Description of the task: Locate the lines of the listing below that hold "χωρίς", then copy each of them.

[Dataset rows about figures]
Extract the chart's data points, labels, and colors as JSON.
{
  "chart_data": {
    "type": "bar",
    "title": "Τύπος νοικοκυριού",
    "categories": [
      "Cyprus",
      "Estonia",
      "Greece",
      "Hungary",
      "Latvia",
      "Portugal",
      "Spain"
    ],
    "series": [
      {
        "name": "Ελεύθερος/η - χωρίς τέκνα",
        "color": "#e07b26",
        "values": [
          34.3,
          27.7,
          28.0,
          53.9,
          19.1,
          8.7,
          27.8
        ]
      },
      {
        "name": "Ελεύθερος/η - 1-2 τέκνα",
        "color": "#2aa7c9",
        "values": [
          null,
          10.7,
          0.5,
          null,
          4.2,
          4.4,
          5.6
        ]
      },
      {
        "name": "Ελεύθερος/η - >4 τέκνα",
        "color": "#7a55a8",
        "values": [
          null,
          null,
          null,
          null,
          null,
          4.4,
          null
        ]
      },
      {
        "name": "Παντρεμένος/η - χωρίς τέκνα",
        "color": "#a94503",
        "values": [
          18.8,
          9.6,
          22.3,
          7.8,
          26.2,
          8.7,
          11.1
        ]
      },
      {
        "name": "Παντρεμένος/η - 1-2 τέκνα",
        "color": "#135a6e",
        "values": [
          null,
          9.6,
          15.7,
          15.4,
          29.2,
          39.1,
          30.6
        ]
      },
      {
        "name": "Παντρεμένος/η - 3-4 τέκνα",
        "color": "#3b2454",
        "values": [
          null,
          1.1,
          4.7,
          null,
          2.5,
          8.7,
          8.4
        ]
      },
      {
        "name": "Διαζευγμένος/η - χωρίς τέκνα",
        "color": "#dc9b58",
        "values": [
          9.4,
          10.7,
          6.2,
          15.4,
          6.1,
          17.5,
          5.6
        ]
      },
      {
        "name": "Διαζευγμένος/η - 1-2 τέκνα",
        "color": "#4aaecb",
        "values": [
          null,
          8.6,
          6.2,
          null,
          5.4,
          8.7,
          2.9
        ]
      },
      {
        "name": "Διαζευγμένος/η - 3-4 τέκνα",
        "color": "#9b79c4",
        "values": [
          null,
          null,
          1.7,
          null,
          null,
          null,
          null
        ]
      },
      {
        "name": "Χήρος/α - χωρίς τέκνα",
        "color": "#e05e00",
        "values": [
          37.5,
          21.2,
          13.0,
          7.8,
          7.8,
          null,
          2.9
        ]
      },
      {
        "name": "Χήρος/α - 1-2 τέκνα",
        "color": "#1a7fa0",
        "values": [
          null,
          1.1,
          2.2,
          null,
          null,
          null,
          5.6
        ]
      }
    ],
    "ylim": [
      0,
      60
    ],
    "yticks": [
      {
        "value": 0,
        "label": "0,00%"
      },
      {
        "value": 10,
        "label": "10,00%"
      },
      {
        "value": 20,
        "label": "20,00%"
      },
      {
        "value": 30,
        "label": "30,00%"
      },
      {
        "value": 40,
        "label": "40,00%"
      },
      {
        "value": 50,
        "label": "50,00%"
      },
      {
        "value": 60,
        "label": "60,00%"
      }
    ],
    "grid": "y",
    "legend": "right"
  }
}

Task result:
        "name": "Ελεύθερος/η - χωρίς τέκνα",
        "name": "Παντρεμένος/η - χωρίς τέκνα",
        "name": "Διαζευγμένος/η - χωρίς τέκνα",
        "name": "Χήρος/α - χωρίς τέκνα",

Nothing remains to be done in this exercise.